## Work required
For each statement below, state whether it agrees with the passage on the film Kennedy, answering yes or no and quoting the deciding words of the passage: (a) the film builds its moral ambiguity mainly through sweeping moral speeches; (b) Sylvester Fonseca is the film's cinematographer; (c) Kennedy is shown as proud of what he does.
### Document segment ###
The blurring of good and evil in Kennedy is not loud or dramatic. There are no
sweeping moral speeches. Instead, Kashyap builds ambiguity through action and
silence. Kennedy operates within a corrupt system that uses him as a disposable
instrument. The police, politicians and criminal networks function almost as
one organism. In such a world, morality becomes distorted. Survival often
demands complicity. Violence becomes procedural. Justice becomes selective.
And yet, despite this murky terrain, Kennedy is not morally hollow. His compass
may be bruised, but it is not broken. The film subtly signals this through his
restraint, his internal hesitation, and his quiet awareness of the cost of his
actions. He is not proud of what he does; he endures it. There is a clear sense
that he recognises right from wrong, even if he repeatedly chooses the darker
path. That recognition is crucial. It separates him from the system he serves.
The system is indifferent. Kennedy is not.
This tension gives the film its moral charge. Evil here is not presented as
flamboyant cruelty. It is institutional, methodical and often polite. Goodness,
meanwhile, is fragile and interior. It survives not in grand gestures but in
private reckoning. Kashyap suggests that morality is not defined by purity but
by awareness. Kennedy’s tragedy is not that he lacks a conscience, but that he
cannot act freely upon it.
Visually, the film embraces the dense, rich atmosphere that has long defined
Kashyap’s cinema. Cinematographer Sylvester Fonseca drenches Mumbai in shadow.
Streets gleam under sodium lights. Rooms are dim, faces half-lit, corners thick
with darkness. The city feels heavy, almost suffocating. This is classic
Kashyap terrain — urban decay rendered with texture and patience. The neo-noir
style is not decorative; it reinforces theme. Light rarely floods the frame,
just as moral clarity rarely floods the story. Characters emerge from shadow
and retreat into it, mirroring their uncertain ethical positions.
### Available data ###
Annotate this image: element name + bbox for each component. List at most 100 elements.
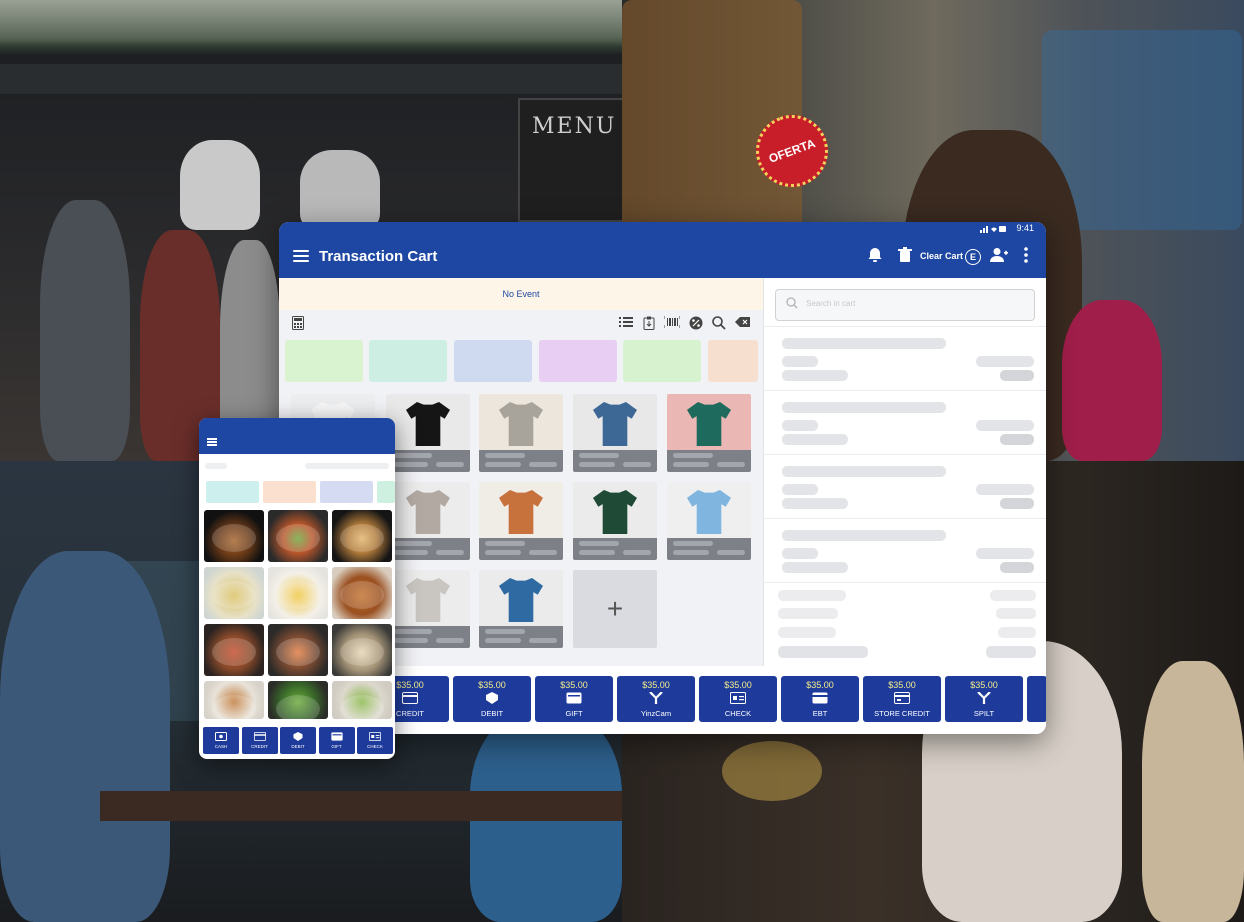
###
## Output
(a) No: "There are no sweeping moral speeches."
(b) Yes: "Cinematographer Sylvester Fonseca drenches Mumbai in shadow."
(c) No: "He is not proud of what he does; he endures it."